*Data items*
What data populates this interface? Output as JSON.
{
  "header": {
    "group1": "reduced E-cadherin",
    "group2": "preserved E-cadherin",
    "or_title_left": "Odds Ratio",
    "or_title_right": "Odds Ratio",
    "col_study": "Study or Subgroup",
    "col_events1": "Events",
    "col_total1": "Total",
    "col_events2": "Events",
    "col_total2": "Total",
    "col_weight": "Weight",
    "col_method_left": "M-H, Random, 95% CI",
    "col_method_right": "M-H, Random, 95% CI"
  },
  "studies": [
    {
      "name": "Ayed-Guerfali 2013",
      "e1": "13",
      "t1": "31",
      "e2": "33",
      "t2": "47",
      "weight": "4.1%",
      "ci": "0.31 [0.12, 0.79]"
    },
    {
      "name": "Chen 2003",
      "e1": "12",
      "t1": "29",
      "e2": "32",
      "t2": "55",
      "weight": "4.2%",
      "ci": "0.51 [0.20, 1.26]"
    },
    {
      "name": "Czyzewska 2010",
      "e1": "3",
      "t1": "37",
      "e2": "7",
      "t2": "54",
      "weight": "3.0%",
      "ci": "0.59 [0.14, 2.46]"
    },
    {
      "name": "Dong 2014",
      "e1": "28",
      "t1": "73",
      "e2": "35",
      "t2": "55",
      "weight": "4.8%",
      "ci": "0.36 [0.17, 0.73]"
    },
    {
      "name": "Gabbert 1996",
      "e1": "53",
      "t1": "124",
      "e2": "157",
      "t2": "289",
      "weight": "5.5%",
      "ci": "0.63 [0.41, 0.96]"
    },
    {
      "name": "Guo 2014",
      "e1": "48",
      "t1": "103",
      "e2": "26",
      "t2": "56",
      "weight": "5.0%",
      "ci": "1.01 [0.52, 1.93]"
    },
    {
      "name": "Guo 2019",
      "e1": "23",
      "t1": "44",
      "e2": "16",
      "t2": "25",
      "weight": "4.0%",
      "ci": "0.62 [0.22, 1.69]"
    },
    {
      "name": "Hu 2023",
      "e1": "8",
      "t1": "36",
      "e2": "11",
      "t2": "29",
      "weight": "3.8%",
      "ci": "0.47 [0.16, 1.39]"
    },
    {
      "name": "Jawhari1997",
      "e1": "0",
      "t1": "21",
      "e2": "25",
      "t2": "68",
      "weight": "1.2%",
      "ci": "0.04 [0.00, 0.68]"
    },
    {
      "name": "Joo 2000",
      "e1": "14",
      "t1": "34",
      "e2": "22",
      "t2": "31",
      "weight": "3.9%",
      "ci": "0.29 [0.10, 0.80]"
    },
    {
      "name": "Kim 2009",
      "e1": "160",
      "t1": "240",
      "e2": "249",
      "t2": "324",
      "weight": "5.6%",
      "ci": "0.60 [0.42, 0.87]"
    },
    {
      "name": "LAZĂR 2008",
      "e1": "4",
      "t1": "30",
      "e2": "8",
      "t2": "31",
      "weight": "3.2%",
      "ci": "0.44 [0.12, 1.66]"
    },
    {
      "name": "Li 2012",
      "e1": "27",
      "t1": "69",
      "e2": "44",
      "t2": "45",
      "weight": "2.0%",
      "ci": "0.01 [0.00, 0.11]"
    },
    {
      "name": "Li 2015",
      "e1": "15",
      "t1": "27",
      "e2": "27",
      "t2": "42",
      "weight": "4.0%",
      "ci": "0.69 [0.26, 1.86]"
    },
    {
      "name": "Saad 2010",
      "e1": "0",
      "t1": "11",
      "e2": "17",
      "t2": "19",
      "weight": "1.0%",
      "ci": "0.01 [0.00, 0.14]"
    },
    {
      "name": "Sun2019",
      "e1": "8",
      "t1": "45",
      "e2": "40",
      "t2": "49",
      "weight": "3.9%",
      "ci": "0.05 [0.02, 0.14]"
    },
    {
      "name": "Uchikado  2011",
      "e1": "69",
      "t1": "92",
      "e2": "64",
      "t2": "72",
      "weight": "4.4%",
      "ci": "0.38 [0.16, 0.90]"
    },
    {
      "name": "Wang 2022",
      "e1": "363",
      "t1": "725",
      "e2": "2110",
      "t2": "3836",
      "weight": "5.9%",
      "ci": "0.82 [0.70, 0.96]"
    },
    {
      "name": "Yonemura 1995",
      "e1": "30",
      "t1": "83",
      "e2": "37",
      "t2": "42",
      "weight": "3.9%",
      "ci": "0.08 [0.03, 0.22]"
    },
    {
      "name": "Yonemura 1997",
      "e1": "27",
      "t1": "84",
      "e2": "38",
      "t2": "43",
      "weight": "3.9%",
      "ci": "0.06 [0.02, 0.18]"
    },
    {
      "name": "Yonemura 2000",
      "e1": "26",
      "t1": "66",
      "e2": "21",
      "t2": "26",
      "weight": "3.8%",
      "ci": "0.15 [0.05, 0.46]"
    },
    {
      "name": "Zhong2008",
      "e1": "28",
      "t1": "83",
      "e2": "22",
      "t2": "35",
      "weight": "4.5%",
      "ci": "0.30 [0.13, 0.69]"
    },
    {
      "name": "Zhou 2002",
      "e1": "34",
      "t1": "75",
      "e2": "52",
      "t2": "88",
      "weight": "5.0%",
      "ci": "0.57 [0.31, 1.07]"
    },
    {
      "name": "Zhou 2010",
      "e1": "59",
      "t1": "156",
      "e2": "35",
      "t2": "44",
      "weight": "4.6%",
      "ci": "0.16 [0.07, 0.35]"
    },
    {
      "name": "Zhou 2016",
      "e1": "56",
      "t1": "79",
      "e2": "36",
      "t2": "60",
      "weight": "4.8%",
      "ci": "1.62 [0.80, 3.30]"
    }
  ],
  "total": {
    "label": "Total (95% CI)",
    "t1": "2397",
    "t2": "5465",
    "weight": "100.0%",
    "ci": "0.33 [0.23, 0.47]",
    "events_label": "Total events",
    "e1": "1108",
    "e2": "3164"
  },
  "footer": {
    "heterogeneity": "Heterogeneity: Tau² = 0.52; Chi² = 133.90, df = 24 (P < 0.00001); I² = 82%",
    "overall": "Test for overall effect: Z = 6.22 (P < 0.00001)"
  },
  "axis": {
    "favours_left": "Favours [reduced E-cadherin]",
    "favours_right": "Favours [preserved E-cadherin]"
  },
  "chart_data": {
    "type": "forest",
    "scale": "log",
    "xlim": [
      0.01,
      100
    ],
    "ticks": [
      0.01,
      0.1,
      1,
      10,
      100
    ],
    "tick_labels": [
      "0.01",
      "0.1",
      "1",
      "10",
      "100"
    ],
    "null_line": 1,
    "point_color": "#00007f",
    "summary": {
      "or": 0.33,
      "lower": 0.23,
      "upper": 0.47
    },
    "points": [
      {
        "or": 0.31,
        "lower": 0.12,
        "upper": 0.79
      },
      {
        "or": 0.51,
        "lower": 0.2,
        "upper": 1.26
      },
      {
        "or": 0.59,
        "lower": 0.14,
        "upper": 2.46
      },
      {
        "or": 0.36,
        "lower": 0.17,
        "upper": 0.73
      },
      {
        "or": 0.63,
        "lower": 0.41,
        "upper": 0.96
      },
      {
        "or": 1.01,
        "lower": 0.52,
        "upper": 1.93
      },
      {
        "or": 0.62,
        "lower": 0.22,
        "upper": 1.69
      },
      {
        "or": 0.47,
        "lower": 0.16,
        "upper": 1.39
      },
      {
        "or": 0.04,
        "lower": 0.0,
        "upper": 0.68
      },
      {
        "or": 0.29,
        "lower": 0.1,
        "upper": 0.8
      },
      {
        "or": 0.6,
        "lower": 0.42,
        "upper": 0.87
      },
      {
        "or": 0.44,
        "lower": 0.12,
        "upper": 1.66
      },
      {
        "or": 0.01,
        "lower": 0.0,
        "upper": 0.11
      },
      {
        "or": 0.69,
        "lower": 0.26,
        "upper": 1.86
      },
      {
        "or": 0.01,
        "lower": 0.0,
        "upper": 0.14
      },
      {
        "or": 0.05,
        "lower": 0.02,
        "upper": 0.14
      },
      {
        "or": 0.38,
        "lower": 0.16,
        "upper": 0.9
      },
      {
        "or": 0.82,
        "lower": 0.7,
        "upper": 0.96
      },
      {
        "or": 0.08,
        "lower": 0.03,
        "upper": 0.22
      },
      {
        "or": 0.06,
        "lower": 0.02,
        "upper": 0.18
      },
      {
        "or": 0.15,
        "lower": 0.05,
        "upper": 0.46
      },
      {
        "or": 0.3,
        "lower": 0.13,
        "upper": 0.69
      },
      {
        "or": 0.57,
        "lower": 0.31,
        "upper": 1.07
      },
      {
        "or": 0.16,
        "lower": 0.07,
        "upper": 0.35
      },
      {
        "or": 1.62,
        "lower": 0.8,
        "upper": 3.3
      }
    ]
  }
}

*Written request*
Return each line with "Ratio".

*Problem solution*
    "or_title_left": "Odds Ratio",
    "or_title_right": "Odds Ratio",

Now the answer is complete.